• Instruction
Reproduce every record below exactly as it appears.
# Data for this task start
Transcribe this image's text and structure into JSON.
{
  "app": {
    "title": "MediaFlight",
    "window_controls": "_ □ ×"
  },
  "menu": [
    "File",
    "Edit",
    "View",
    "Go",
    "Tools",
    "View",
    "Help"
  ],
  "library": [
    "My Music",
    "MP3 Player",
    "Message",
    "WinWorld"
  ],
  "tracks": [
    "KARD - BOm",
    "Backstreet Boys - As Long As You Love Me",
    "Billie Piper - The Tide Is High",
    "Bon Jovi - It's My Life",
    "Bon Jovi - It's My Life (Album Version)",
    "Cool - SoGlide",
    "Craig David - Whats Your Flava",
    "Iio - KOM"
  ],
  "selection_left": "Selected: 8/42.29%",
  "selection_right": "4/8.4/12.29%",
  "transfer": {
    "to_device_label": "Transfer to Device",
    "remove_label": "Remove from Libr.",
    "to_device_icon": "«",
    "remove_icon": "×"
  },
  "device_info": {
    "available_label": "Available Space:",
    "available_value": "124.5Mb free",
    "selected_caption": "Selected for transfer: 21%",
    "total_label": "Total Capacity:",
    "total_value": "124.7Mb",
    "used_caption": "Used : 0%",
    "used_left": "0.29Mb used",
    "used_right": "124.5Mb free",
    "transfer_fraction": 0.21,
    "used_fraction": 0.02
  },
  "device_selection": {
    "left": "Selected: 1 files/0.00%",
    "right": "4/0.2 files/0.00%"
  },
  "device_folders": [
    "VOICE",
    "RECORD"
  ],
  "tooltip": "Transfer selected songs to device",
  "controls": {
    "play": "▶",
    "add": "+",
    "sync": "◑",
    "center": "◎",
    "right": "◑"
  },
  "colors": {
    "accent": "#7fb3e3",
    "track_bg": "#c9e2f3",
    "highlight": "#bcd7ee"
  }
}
# Data for this task end
• Response to the exercise
Transcribe this image's text and structure into JSON.
{
  "app": {
    "title": "MediaFlight",
    "window_controls": "_ □ ×"
  },
  "menu": [
    "File",
    "Edit",
    "View",
    "Go",
    "Tools",
    "View",
    "Help"
  ],
  "library": [
    "My Music",
    "MP3 Player",
    "Message",
    "WinWorld"
  ],
  "tracks": [
    "KARD - BOm",
    "Backstreet Boys - As Long As You Love Me",
    "Billie Piper - The Tide Is High",
    "Bon Jovi - It's My Life",
    "Bon Jovi - It's My Life (Album Version)",
    "Cool - SoGlide",
    "Craig David - Whats Your Flava",
    "Iio - KOM"
  ],
  "selection_left": "Selected: 8/42.29%",
  "selection_right": "4/8.4/12.29%",
  "transfer": {
    "to_device_label": "Transfer to Device",
    "remove_label": "Remove from Libr.",
    "to_device_icon": "«",
    "remove_icon": "×"
  },
  "device_info": {
    "available_label": "Available Space:",
    "available_value": "124.5Mb free",
    "selected_caption": "Selected for transfer: 21%",
    "total_label": "Total Capacity:",
    "total_value": "124.7Mb",
    "used_caption": "Used : 0%",
    "used_left": "0.29Mb used",
    "used_right": "124.5Mb free",
    "transfer_fraction": 0.21,
    "used_fraction": 0.02
  },
  "device_selection": {
    "left": "Selected: 1 files/0.00%",
    "right": "4/0.2 files/0.00%"
  },
  "device_folders": [
    "VOICE",
    "RECORD"
  ],
  "tooltip": "Transfer selected songs to device",
  "controls": {
    "play": "▶",
    "add": "+",
    "sync": "◑",
    "center": "◎",
    "right": "◑"
  },
  "colors": {
    "accent": "#7fb3e3",
    "track_bg": "#c9e2f3",
    "highlight": "#bcd7ee"
  }
}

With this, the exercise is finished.